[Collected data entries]
· · · ·
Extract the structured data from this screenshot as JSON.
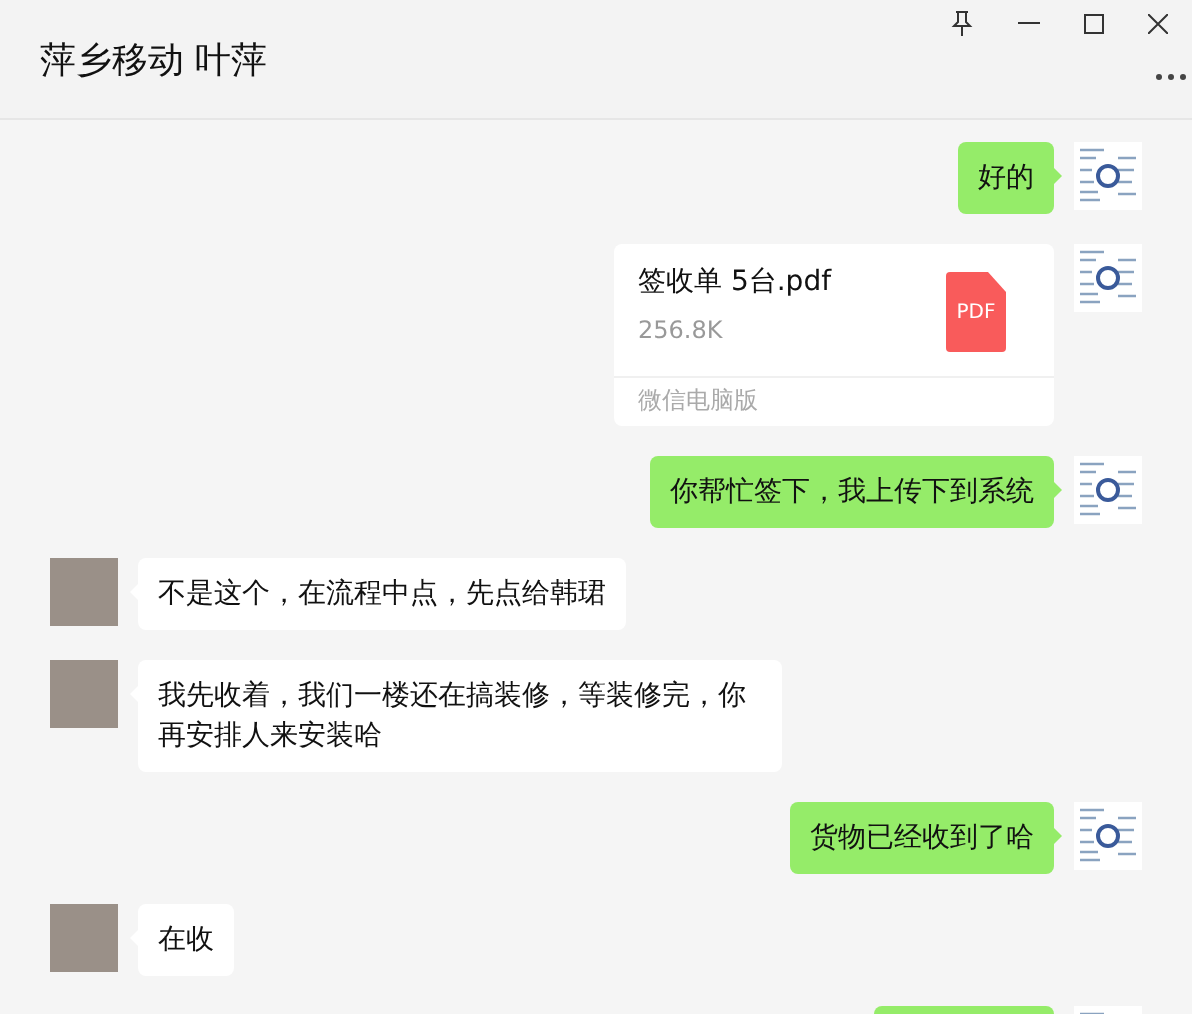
{
  "window": {
    "title": "萍乡移动 叶萍"
  },
  "messages": [
    {
      "outgoing": true,
      "kind": "text",
      "text": "好的"
    },
    {
      "outgoing": true,
      "kind": "file",
      "file_name": "签收单 5台.pdf",
      "size": "256.8K",
      "file_icon": "PDF",
      "source": "微信电脑版"
    },
    {
      "outgoing": true,
      "kind": "text",
      "text": "你帮忙签下，我上传下到系统"
    },
    {
      "outgoing": false,
      "kind": "text",
      "text": "不是这个，在流程中点，先点给韩珺"
    },
    {
      "outgoing": false,
      "kind": "text",
      "text": "我先收着，我们一楼还在搞装修，等装修完，你再安排人来安装哈"
    },
    {
      "outgoing": true,
      "kind": "text",
      "text": "货物已经收到了哈"
    },
    {
      "outgoing": false,
      "kind": "text",
      "text": "在收"
    },
    {
      "outgoing": true,
      "kind": "clipped"
    }
  ]
}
· · · ·
### Task goal
Pictures are excluded; copy every other part of the records exactly.

### Task solution
Extract the structured data from this screenshot as JSON.
{
  "window": {
    "title": "萍乡移动 叶萍"
  },
  "messages": [
    {
      "outgoing": true,
      "kind": "text",
      "text": "好的"
    },
    {
      "outgoing": true,
      "kind": "file",
      "file_name": "签收单 5台.pdf",
      "size": "256.8K",
      "file_icon": "PDF",
      "source": "微信电脑版"
    },
    {
      "outgoing": true,
      "kind": "text",
      "text": "你帮忙签下，我上传下到系统"
    },
    {
      "outgoing": false,
      "kind": "text",
      "text": "不是这个，在流程中点，先点给韩珺"
    },
    {
      "outgoing": false,
      "kind": "text",
      "text": "我先收着，我们一楼还在搞装修，等装修完，你再安排人来安装哈"
    },
    {
      "outgoing": true,
      "kind": "text",
      "text": "货物已经收到了哈"
    },
    {
      "outgoing": false,
      "kind": "text",
      "text": "在收"
    },
    {
      "outgoing": true,
      "kind": "clipped"
    }
  ]
}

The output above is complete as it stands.